■ **Excerpted passage**:
◆ ◆ ◆
On Sat, Jan 10, 2004 at 10:18:22AM -0600, Stephen Compall wrote:
> Richard Todd <address@hidden> writes:
> 
> > Why are both syntaxes allowed in this one area, anyway?  I assume
> > it's a historical reason?  It's inconsistent with the rest of guile
> > (AFAIK) where you have to set a reader option for this behavior.
> 
> On the syntax: Emacs Lisp uses plain `:' for keywords; other lisps may
> do so as well.  Incidentally, `#:' in front of a symbol in elisp will
> prevent its interning. :)

That doesn't explain why special code in boot-9 allows #: or : in
specific statements like (define-module), does it?  I may not be fully
grasping what you are getting at.

I've searched with google, and the only explanation I can find is that
several guile developers prefer :.  I'm fine with that sentiment, but
guile's current state doesn't actually help these people, IMO.

The main problem, as I see it, is that people can't use : in code they
would release, because they can't assume that users are using the
optional reader setting.  Setting the option for the users would be
disgusting, and potentially break their code.

In my fledgling library of modules, I added a module which lets you do:

(define-module (xxx) :use-syntax (guile-syntax colon-keyword))
◆ ◆ ◆
■ **Material supplied**:
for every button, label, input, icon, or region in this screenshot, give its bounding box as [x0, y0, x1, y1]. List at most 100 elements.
◆ ◆ ◆
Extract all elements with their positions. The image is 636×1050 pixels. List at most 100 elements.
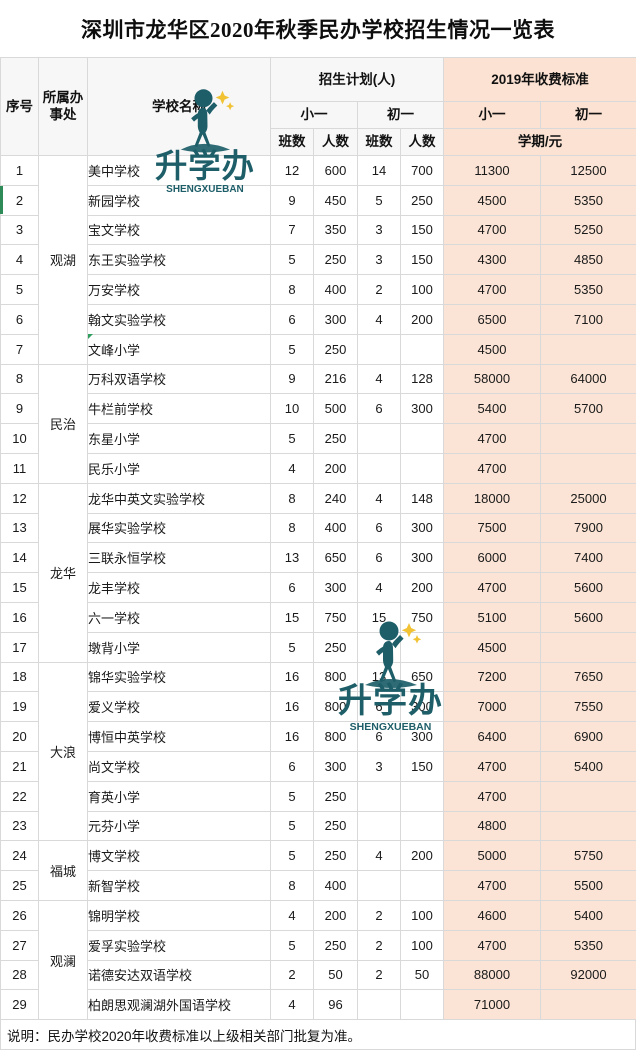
◆ ◆ ◆
■ **Things to do**:
a - List, in order, every name that appears in the line of code at the end of the mailing-list post about Guile keyword syntax.
b - Please carry on the mailing-list post about Guile keyword syntax from the point where it stops.

■ **Task-by-task answers**:
a - define-module, xxx, :use-syntax, guile-syntax, colon-keyword

b -
...and for this module you can code to your preference.  Users need
not even know about a reader extension (in fact, I took the extension
itself out of my local guile tree, on principle!).

To me, this is a sane answer.  Plus, this approach can be extended to
support 'keyword:' (as in DSSSL), or '&keyword', etc, without changing
the scheme reader.  Of course you take a speed hit compared to the
reader option, but there are ways to help with that if it became an
issue.

(And though I may be alone, and have not done any research on this
issue, I don't see why an elisp reader has to be grafted on to the
scheme reader.  Aside from the oh-so-close-to-scheme elisp case, if
guile really wants to seamlessly support other languages, it needs a
way to load a module with a different reader entirely, anyway.  A
separate elisp reader could still share code with the scheme reader, I
would think, and would be a cleaner answer).

The proof-of-concept (read: room for improvement!) module I described
is attached, for any who might be interested.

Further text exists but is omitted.